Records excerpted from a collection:

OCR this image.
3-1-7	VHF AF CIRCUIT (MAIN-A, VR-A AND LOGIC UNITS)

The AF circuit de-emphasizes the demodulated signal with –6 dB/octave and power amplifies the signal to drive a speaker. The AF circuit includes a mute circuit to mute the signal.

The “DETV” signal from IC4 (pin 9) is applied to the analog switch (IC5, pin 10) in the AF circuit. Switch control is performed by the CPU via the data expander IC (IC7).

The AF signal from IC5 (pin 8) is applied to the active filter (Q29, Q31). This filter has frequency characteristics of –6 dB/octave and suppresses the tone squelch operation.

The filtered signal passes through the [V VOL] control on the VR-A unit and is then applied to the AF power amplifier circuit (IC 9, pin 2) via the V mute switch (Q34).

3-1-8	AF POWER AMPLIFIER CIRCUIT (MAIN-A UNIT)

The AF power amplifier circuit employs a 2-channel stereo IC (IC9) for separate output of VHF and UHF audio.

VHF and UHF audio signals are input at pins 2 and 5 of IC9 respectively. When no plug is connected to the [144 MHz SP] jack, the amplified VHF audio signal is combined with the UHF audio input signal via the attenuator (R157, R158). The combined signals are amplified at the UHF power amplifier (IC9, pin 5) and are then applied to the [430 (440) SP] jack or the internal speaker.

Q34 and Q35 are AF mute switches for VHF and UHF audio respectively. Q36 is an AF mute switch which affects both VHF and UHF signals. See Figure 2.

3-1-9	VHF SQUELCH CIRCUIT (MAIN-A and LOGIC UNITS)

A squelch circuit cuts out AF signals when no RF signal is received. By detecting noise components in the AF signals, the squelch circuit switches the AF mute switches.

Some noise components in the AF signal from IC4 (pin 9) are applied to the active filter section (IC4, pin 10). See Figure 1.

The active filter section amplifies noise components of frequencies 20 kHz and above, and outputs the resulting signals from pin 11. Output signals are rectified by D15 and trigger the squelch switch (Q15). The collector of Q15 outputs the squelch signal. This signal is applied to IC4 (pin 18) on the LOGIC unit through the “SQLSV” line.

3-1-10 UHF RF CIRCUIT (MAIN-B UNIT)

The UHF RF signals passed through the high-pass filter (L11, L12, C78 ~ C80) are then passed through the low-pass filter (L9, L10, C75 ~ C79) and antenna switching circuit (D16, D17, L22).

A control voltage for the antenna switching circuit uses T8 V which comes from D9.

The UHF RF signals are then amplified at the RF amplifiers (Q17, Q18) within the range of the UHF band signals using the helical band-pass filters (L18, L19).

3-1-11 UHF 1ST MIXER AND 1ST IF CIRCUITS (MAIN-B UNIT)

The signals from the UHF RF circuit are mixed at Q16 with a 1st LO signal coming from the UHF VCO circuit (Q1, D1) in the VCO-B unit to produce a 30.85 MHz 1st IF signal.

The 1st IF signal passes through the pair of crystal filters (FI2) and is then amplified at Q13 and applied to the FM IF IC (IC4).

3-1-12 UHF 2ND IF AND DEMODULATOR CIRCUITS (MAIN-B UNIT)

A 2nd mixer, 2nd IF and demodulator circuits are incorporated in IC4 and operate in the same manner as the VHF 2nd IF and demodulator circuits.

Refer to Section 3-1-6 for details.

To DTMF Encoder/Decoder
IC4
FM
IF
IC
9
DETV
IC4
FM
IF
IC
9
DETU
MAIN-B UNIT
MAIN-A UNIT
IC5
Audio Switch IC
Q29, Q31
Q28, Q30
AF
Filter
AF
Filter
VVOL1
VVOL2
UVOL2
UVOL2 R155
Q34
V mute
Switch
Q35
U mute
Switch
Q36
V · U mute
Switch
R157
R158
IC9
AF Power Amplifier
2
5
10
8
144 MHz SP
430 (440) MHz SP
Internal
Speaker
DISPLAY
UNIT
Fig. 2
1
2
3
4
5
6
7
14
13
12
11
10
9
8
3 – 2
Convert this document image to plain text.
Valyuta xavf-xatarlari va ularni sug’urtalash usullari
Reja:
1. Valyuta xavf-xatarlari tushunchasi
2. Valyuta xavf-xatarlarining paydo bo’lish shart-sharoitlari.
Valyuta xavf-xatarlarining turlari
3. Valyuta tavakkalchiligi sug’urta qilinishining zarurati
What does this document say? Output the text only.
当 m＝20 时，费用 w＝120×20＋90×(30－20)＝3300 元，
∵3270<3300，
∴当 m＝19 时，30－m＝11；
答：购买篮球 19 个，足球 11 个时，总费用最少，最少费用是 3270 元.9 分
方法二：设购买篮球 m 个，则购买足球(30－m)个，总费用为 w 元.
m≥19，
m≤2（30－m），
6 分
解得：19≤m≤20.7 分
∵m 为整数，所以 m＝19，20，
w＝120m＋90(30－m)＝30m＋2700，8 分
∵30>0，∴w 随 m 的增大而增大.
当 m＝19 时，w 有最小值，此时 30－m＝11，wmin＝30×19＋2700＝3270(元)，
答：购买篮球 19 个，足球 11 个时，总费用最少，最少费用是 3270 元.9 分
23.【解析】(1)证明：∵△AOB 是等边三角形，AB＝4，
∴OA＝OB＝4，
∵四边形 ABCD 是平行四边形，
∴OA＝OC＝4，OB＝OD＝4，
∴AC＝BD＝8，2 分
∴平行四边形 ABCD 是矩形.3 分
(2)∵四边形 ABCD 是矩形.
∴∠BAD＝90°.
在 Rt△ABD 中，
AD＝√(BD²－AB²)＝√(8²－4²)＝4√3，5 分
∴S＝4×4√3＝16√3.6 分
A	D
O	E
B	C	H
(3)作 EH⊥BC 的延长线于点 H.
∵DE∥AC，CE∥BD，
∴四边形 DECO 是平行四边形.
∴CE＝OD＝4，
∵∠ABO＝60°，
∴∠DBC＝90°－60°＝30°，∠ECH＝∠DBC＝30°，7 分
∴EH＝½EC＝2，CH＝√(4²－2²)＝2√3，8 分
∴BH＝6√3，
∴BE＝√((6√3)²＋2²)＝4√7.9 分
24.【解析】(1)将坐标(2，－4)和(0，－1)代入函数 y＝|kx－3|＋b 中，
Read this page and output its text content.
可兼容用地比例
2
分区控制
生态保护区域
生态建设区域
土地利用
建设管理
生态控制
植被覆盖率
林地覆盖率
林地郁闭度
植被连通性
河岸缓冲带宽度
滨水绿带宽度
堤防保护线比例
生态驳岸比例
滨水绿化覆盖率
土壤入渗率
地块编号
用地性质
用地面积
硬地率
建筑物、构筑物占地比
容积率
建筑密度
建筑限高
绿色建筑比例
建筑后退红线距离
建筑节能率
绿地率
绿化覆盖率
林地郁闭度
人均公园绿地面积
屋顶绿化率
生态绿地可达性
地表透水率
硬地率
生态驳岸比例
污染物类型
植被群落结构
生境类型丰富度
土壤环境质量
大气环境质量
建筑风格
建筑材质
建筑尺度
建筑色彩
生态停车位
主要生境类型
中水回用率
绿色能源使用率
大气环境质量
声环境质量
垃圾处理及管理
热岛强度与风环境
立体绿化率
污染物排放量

CHALLENGE => Say how many lines of the data hold the string "passes". Reply with the number alone.

PROBLEM SOLUTION => 2